— Entries supplied —
======

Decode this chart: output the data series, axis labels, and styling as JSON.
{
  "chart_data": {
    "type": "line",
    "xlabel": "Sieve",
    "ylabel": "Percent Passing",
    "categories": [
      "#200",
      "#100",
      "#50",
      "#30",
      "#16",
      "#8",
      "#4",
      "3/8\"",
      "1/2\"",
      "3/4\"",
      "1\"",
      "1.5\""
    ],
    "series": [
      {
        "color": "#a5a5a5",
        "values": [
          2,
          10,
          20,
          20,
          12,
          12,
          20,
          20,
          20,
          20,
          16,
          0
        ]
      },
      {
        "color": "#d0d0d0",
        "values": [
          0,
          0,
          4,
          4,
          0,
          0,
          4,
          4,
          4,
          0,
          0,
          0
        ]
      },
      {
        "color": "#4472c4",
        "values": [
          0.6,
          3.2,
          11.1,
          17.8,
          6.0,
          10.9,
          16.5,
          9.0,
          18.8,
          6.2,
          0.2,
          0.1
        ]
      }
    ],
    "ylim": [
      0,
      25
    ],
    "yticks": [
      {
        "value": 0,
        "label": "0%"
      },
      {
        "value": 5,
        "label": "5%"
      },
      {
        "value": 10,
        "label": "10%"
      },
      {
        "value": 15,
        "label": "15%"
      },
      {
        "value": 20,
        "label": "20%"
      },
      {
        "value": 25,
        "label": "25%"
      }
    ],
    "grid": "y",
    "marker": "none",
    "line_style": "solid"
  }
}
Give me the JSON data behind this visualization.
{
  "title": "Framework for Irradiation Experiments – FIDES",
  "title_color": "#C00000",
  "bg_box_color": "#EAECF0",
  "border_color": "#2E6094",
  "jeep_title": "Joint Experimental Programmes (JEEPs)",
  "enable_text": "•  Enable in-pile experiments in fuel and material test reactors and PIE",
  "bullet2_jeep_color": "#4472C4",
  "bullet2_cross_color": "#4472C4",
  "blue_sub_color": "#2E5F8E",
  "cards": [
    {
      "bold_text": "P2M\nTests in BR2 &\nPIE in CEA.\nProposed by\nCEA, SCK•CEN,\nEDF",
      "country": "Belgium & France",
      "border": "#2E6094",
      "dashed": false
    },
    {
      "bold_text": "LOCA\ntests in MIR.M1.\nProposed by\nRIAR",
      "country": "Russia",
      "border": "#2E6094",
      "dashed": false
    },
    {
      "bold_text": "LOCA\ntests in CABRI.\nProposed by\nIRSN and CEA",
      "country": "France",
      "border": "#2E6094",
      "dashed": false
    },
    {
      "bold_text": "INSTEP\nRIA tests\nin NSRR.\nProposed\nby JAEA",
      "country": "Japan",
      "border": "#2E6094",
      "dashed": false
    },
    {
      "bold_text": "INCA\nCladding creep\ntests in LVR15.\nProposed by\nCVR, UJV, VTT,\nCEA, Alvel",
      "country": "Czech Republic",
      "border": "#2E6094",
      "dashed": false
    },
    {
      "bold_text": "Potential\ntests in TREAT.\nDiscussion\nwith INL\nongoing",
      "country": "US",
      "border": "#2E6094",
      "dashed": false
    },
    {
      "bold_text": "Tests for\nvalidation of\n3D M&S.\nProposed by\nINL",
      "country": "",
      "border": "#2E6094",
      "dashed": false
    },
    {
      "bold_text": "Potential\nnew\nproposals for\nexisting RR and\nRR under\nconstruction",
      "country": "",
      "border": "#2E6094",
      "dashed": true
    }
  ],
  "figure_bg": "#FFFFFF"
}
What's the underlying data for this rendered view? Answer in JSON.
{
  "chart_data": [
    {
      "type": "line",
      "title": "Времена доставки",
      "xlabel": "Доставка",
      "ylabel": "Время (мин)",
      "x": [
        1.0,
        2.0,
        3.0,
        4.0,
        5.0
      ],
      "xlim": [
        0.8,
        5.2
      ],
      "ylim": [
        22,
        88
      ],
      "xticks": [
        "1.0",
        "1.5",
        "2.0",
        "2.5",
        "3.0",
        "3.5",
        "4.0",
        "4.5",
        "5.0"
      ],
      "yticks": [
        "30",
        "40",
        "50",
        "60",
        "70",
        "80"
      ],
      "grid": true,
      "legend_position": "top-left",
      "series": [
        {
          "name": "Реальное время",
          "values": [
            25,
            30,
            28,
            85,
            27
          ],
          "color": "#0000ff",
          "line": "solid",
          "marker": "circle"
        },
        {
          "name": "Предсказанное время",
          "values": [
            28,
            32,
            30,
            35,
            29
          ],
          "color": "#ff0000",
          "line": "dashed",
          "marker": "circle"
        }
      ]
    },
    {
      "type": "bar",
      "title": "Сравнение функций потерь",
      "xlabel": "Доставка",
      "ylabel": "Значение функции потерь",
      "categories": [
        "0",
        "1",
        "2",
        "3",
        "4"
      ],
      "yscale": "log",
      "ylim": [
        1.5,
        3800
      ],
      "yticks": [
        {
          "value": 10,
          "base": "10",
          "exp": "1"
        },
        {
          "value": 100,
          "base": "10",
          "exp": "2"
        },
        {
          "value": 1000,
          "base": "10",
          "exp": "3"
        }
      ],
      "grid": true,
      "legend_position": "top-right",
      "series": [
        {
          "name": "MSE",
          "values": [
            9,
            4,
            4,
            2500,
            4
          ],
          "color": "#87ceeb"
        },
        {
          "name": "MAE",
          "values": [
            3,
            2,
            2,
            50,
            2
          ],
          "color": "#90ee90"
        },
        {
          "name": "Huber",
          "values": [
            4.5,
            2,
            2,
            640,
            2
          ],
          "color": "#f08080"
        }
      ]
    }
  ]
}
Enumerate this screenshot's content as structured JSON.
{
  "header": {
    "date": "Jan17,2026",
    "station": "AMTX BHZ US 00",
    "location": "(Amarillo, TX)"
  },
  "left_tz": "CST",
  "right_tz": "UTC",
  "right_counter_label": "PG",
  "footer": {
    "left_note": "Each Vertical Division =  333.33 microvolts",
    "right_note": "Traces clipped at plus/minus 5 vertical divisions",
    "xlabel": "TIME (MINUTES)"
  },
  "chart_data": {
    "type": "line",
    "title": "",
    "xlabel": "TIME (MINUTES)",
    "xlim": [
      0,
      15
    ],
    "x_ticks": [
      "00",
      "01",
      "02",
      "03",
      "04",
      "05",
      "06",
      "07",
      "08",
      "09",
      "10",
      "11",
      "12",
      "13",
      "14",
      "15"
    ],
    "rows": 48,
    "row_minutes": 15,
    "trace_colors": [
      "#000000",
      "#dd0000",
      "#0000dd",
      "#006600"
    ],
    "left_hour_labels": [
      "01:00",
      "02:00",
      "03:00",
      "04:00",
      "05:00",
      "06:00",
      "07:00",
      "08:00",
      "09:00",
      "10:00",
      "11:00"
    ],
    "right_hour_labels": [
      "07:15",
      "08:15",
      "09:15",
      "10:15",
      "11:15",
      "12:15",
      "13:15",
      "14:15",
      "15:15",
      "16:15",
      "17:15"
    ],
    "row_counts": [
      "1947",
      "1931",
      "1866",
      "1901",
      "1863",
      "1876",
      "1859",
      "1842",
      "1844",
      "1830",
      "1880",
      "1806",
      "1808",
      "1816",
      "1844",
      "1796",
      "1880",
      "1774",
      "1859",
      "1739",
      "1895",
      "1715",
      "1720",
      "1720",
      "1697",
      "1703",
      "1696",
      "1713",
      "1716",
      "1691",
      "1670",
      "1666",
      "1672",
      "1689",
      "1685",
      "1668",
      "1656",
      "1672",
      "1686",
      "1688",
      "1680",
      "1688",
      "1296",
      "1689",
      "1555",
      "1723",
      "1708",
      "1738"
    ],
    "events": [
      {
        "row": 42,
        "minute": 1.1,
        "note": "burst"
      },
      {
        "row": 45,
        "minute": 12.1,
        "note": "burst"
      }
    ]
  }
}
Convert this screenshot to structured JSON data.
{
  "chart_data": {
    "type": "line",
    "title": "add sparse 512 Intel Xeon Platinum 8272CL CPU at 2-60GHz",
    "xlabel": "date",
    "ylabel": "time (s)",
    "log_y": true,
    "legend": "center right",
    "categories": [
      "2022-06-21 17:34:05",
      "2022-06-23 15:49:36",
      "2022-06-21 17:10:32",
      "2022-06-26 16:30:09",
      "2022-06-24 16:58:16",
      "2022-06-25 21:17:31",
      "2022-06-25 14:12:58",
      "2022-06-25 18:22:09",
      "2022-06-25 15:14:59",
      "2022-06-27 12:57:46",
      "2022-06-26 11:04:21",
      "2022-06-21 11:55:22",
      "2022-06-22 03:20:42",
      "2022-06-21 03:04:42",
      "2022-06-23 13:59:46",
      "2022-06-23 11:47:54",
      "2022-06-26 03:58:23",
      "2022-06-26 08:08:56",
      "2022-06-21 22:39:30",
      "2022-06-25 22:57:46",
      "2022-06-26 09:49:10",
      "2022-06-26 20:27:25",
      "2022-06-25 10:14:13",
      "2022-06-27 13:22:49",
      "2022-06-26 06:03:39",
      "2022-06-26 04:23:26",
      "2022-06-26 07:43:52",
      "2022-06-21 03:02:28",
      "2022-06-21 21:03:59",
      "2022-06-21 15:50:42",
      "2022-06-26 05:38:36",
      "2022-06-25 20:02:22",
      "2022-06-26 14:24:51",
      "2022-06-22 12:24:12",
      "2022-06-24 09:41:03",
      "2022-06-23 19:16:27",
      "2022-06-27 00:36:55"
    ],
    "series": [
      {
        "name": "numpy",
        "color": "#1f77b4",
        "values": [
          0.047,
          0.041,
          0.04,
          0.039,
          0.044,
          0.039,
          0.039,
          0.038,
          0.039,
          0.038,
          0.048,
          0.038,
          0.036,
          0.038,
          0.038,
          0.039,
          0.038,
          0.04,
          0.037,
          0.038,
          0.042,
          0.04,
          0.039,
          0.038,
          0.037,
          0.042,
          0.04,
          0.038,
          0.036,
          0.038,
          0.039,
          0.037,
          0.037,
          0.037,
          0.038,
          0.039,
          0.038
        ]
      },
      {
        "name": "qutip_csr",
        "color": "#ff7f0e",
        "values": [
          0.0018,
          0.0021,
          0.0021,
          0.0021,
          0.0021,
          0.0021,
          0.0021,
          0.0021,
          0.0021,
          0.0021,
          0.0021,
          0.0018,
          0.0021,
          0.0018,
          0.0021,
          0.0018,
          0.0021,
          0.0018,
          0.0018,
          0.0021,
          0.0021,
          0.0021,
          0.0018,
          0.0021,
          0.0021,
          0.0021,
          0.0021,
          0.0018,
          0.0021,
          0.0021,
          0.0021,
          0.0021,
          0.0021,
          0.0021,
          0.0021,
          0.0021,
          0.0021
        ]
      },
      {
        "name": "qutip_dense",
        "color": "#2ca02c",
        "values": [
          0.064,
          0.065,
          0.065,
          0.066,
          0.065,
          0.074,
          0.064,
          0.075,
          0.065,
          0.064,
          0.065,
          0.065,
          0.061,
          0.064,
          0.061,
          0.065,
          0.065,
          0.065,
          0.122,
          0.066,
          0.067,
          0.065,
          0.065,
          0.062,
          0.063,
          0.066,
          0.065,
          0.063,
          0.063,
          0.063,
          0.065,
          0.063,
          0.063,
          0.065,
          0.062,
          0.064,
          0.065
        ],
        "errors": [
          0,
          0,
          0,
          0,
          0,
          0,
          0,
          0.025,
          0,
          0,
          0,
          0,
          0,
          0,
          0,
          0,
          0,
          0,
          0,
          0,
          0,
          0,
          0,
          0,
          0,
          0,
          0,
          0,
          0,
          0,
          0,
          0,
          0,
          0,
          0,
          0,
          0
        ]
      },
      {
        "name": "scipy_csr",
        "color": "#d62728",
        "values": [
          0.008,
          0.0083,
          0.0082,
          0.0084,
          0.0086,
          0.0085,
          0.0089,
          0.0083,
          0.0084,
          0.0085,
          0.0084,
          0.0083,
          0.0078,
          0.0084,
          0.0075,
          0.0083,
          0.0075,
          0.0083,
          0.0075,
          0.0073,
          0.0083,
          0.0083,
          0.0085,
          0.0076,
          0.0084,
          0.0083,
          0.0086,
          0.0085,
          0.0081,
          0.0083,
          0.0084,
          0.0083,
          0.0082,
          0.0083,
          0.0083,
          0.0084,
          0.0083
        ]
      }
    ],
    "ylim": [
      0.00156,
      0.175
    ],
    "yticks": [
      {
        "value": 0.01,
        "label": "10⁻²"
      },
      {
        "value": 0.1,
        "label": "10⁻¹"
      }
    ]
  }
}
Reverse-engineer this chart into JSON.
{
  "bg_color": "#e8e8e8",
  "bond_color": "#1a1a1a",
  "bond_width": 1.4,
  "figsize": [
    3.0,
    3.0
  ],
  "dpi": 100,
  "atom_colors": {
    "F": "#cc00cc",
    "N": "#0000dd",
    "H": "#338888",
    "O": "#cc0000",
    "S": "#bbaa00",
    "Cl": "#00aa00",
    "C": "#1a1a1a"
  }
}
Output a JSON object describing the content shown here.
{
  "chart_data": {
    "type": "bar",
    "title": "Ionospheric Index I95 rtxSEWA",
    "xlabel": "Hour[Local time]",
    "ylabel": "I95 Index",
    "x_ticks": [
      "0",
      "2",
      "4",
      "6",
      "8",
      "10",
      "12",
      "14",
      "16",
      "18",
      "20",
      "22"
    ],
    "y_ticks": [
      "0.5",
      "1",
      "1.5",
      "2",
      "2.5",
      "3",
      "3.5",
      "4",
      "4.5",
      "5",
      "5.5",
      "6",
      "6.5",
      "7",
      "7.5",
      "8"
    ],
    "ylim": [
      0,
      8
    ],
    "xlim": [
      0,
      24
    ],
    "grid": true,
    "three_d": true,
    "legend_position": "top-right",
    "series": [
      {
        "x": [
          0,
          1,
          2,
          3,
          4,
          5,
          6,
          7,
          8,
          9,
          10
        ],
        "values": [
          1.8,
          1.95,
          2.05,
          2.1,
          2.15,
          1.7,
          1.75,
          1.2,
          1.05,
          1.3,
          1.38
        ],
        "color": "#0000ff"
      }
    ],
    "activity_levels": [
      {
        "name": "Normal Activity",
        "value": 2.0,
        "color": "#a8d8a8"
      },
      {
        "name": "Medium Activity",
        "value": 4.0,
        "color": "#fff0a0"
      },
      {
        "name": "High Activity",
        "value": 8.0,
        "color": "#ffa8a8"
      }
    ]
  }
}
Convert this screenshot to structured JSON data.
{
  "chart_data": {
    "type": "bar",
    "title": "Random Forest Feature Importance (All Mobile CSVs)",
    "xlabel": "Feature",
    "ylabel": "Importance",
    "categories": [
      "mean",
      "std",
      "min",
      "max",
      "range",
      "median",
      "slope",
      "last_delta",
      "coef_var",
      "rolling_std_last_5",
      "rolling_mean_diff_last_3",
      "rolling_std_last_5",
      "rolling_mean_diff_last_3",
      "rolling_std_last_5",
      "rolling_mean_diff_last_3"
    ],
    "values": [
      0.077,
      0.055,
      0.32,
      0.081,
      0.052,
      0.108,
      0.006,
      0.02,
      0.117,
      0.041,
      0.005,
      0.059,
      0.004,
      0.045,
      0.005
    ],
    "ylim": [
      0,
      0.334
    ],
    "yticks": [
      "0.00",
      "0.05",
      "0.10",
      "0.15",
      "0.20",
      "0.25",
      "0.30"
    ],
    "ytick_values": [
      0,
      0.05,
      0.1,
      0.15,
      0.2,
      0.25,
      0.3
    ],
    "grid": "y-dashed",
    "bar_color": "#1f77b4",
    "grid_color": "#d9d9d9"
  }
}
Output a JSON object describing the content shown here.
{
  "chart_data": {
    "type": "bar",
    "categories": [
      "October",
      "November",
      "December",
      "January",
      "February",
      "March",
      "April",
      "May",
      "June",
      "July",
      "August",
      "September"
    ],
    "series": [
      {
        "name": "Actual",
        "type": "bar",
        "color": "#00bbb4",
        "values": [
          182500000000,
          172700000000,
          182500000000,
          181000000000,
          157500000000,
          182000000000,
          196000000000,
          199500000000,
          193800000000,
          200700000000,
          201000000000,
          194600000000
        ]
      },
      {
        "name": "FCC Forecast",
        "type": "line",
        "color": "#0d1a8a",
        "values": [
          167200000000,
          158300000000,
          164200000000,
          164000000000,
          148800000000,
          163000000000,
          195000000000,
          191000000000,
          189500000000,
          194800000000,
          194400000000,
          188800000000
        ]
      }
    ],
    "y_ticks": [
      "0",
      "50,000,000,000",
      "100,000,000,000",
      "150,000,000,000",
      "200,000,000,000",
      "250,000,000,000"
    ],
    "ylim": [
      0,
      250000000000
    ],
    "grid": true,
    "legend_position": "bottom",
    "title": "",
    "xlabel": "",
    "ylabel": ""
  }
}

======

— Directions —
Take every line from the data that contains the word "true".

— Exercise solution —
      "dashed": true
      "grid": true,
      "grid": true,
    "log_y": true,
    "grid": true,
    "three_d": true,
    "grid": true,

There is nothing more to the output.